▶ **EXERCISE OBJECTIVE**
In full and without alteration, repeat the material.
--- Start of DATASET ROWS ---
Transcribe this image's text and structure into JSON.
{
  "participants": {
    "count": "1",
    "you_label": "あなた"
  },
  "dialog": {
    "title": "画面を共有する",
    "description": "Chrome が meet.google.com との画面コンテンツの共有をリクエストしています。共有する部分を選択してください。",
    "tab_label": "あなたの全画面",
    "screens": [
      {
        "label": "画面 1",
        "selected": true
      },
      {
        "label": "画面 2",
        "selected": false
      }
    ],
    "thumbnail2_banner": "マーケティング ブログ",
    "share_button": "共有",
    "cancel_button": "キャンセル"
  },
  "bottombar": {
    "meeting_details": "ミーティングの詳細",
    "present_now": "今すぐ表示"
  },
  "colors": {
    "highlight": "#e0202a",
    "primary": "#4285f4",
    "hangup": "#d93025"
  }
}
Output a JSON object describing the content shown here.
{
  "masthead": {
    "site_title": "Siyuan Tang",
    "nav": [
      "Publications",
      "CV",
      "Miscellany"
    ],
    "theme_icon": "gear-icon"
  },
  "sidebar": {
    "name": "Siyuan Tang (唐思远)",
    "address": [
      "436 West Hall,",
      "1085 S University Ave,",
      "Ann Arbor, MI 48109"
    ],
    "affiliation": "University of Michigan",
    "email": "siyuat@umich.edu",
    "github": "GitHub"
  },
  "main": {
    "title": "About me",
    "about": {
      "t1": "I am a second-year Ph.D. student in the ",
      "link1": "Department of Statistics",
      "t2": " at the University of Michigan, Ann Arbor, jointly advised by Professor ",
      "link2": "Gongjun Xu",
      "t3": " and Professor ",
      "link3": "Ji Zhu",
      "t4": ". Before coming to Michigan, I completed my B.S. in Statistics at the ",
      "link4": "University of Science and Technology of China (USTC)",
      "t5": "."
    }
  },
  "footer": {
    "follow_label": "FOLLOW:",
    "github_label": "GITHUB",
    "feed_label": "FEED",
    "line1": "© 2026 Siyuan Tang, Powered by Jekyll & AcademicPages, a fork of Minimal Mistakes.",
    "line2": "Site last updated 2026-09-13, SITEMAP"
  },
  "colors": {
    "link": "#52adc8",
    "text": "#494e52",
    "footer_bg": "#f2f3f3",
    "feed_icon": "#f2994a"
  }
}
--- End of DATASET ROWS ---
▶ **REPLY TO THE EXERCISE**
Transcribe this image's text and structure into JSON.
{
  "participants": {
    "count": "1",
    "you_label": "あなた"
  },
  "dialog": {
    "title": "画面を共有する",
    "description": "Chrome が meet.google.com との画面コンテンツの共有をリクエストしています。共有する部分を選択してください。",
    "tab_label": "あなたの全画面",
    "screens": [
      {
        "label": "画面 1",
        "selected": true
      },
      {
        "label": "画面 2",
        "selected": false
      }
    ],
    "thumbnail2_banner": "マーケティング ブログ",
    "share_button": "共有",
    "cancel_button": "キャンセル"
  },
  "bottombar": {
    "meeting_details": "ミーティングの詳細",
    "present_now": "今すぐ表示"
  },
  "colors": {
    "highlight": "#e0202a",
    "primary": "#4285f4",
    "hangup": "#d93025"
  }
}
Output a JSON object describing the content shown here.
{
  "masthead": {
    "site_title": "Siyuan Tang",
    "nav": [
      "Publications",
      "CV",
      "Miscellany"
    ],
    "theme_icon": "gear-icon"
  },
  "sidebar": {
    "name": "Siyuan Tang (唐思远)",
    "address": [
      "436 West Hall,",
      "1085 S University Ave,",
      "Ann Arbor, MI 48109"
    ],
    "affiliation": "University of Michigan",
    "email": "siyuat@umich.edu",
    "github": "GitHub"
  },
  "main": {
    "title": "About me",
    "about": {
      "t1": "I am a second-year Ph.D. student in the ",
      "link1": "Department of Statistics",
      "t2": " at the University of Michigan, Ann Arbor, jointly advised by Professor ",
      "link2": "Gongjun Xu",
      "t3": " and Professor ",
      "link3": "Ji Zhu",
      "t4": ". Before coming to Michigan, I completed my B.S. in Statistics at the ",
      "link4": "University of Science and Technology of China (USTC)",
      "t5": "."
    }
  },
  "footer": {
    "follow_label": "FOLLOW:",
    "github_label": "GITHUB",
    "feed_label": "FEED",
    "line1": "© 2026 Siyuan Tang, Powered by Jekyll & AcademicPages, a fork of Minimal Mistakes.",
    "line2": "Site last updated 2026-09-13, SITEMAP"
  },
  "colors": {
    "link": "#52adc8",
    "text": "#494e52",
    "footer_bg": "#f2f3f3",
    "feed_icon": "#f2994a"
  }
}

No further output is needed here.